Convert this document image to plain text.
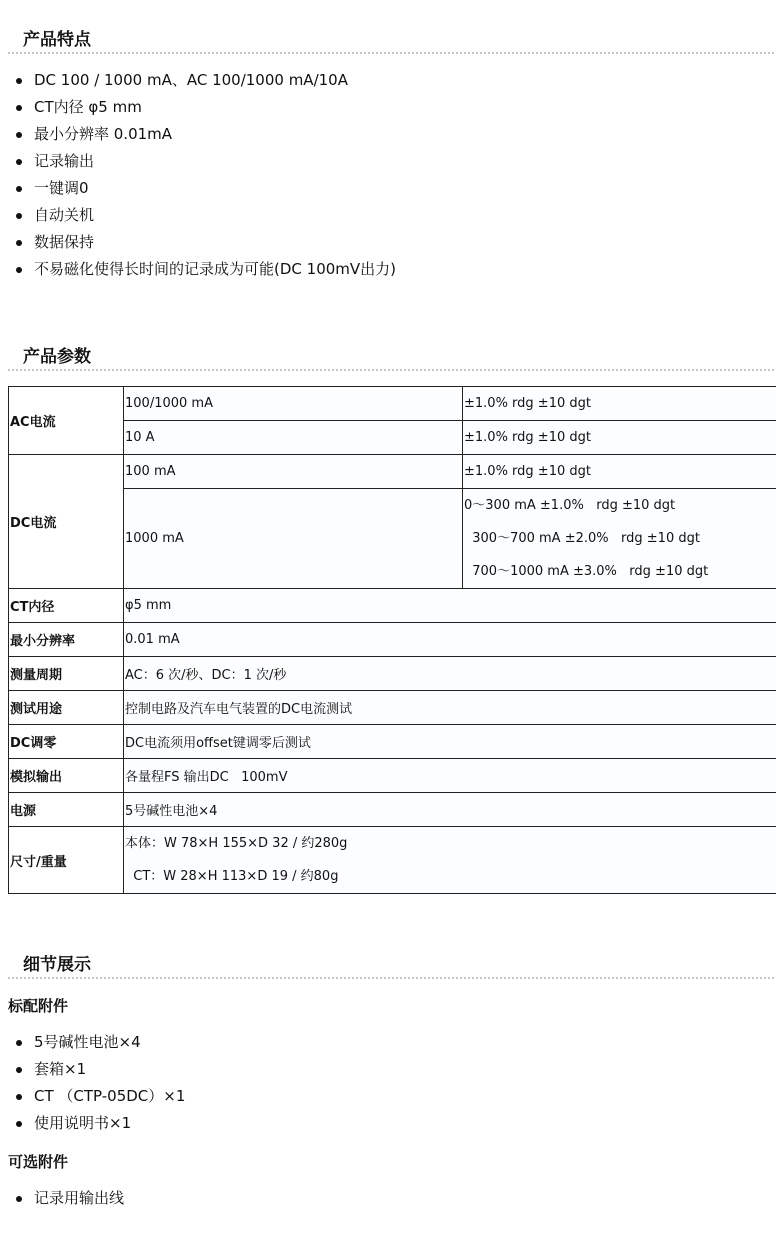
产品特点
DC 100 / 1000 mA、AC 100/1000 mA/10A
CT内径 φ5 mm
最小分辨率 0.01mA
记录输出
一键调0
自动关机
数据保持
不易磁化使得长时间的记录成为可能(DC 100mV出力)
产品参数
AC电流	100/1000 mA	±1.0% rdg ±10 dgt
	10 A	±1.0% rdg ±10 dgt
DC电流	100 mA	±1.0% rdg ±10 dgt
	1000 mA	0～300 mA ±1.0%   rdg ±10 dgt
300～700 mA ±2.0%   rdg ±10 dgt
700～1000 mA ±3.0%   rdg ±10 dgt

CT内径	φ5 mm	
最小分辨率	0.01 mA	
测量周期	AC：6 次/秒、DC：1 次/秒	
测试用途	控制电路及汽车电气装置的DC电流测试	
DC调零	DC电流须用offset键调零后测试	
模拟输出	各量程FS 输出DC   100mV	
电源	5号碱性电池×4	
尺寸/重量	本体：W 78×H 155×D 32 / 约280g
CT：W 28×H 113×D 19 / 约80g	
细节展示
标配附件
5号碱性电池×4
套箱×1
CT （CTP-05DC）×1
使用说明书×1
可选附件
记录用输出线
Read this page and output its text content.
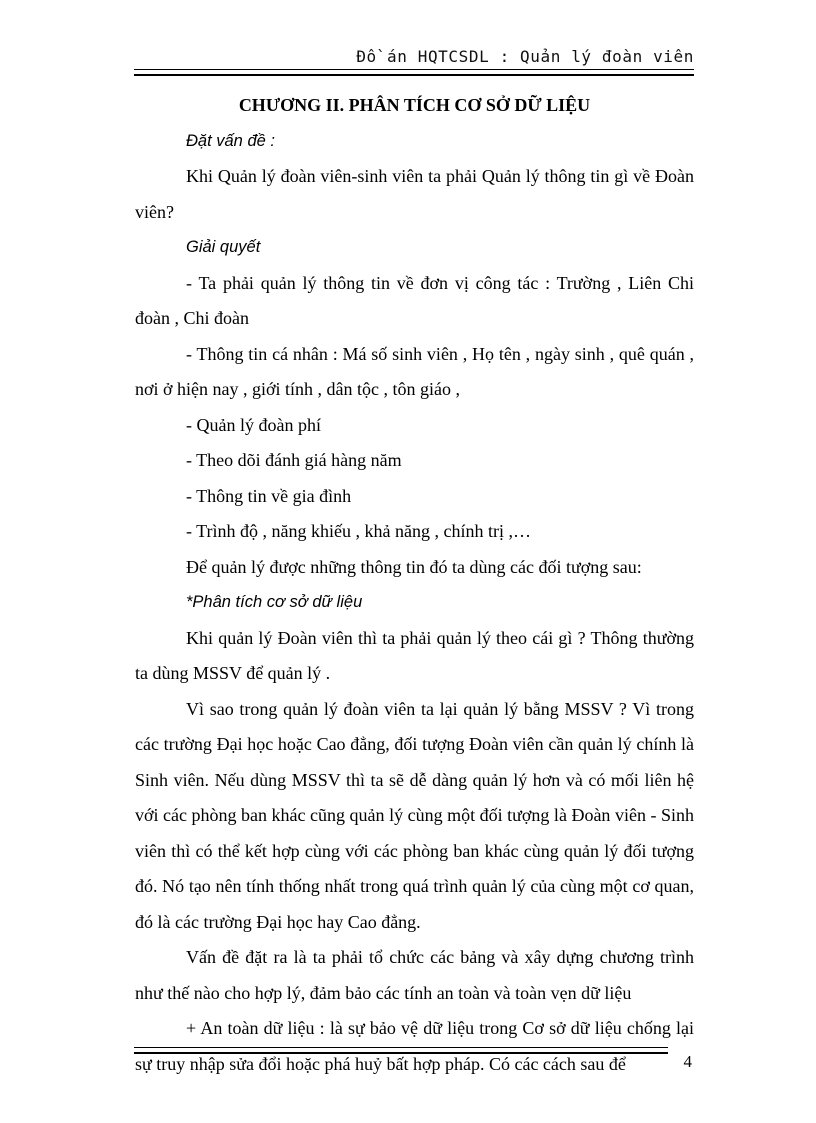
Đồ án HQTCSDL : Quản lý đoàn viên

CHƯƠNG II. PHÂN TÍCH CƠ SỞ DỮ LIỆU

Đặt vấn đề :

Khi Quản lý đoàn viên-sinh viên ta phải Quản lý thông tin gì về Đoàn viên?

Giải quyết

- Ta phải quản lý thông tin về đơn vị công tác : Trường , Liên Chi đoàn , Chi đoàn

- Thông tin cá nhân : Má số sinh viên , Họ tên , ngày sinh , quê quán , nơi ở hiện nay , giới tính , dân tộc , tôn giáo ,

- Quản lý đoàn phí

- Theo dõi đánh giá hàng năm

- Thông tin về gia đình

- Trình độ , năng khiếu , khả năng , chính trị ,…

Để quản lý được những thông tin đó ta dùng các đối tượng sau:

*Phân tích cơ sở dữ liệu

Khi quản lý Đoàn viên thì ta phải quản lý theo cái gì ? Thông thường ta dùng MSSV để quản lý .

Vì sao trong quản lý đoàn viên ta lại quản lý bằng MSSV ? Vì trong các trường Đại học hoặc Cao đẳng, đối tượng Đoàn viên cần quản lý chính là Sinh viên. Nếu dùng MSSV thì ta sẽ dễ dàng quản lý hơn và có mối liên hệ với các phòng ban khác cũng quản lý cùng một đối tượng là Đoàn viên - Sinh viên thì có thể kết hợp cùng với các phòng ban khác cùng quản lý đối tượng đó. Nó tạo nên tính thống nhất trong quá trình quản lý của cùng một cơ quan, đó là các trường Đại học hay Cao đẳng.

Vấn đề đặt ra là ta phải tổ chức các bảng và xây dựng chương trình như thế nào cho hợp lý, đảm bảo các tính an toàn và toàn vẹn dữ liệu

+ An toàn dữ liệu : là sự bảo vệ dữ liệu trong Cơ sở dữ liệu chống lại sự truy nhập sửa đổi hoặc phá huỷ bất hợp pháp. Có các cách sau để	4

- - - - - - -

Your copy should match the records word for word, with the pictures removed.

### FINISHED EXERCISE
Convert this document image to plain text.
产品特点
DC 100 / 1000 mA、AC 100/1000 mA/10A
CT内径 φ5 mm
最小分辨率 0.01mA
记录输出
一键调0
自动关机
数据保持
不易磁化使得长时间的记录成为可能(DC 100mV出力)
产品参数
AC电流	100/1000 mA	±1.0% rdg ±10 dgt
	10 A	±1.0% rdg ±10 dgt
DC电流	100 mA	±1.0% rdg ±10 dgt
	1000 mA	0～300 mA ±1.0%   rdg ±10 dgt
300～700 mA ±2.0%   rdg ±10 dgt
700～1000 mA ±3.0%   rdg ±10 dgt

CT内径	φ5 mm	
最小分辨率	0.01 mA	
测量周期	AC：6 次/秒、DC：1 次/秒	
测试用途	控制电路及汽车电气装置的DC电流测试	
DC调零	DC电流须用offset键调零后测试	
模拟输出	各量程FS 输出DC   100mV	
电源	5号碱性电池×4	
尺寸/重量	本体：W 78×H 155×D 32 / 约280g
CT：W 28×H 113×D 19 / 约80g	
细节展示
标配附件
5号碱性电池×4
套箱×1
CT （CTP-05DC）×1
使用说明书×1
可选附件
记录用输出线
Read this page and output its text content.
Đồ án HQTCSDL : Quản lý đoàn viên

CHƯƠNG II. PHÂN TÍCH CƠ SỞ DỮ LIỆU

Đặt vấn đề :

Khi Quản lý đoàn viên-sinh viên ta phải Quản lý thông tin gì về Đoàn viên?

Giải quyết

- Ta phải quản lý thông tin về đơn vị công tác : Trường , Liên Chi đoàn , Chi đoàn

- Thông tin cá nhân : Má số sinh viên , Họ tên , ngày sinh , quê quán , nơi ở hiện nay , giới tính , dân tộc , tôn giáo ,

- Quản lý đoàn phí

- Theo dõi đánh giá hàng năm

- Thông tin về gia đình

- Trình độ , năng khiếu , khả năng , chính trị ,…

Để quản lý được những thông tin đó ta dùng các đối tượng sau:

*Phân tích cơ sở dữ liệu

Khi quản lý Đoàn viên thì ta phải quản lý theo cái gì ? Thông thường ta dùng MSSV để quản lý .

Vì sao trong quản lý đoàn viên ta lại quản lý bằng MSSV ? Vì trong các trường Đại học hoặc Cao đẳng, đối tượng Đoàn viên cần quản lý chính là Sinh viên. Nếu dùng MSSV thì ta sẽ dễ dàng quản lý hơn và có mối liên hệ với các phòng ban khác cũng quản lý cùng một đối tượng là Đoàn viên - Sinh viên thì có thể kết hợp cùng với các phòng ban khác cùng quản lý đối tượng đó. Nó tạo nên tính thống nhất trong quá trình quản lý của cùng một cơ quan, đó là các trường Đại học hay Cao đẳng.

Vấn đề đặt ra là ta phải tổ chức các bảng và xây dựng chương trình như thế nào cho hợp lý, đảm bảo các tính an toàn và toàn vẹn dữ liệu

+ An toàn dữ liệu : là sự bảo vệ dữ liệu trong Cơ sở dữ liệu chống lại sự truy nhập sửa đổi hoặc phá huỷ bất hợp pháp. Có các cách sau để	4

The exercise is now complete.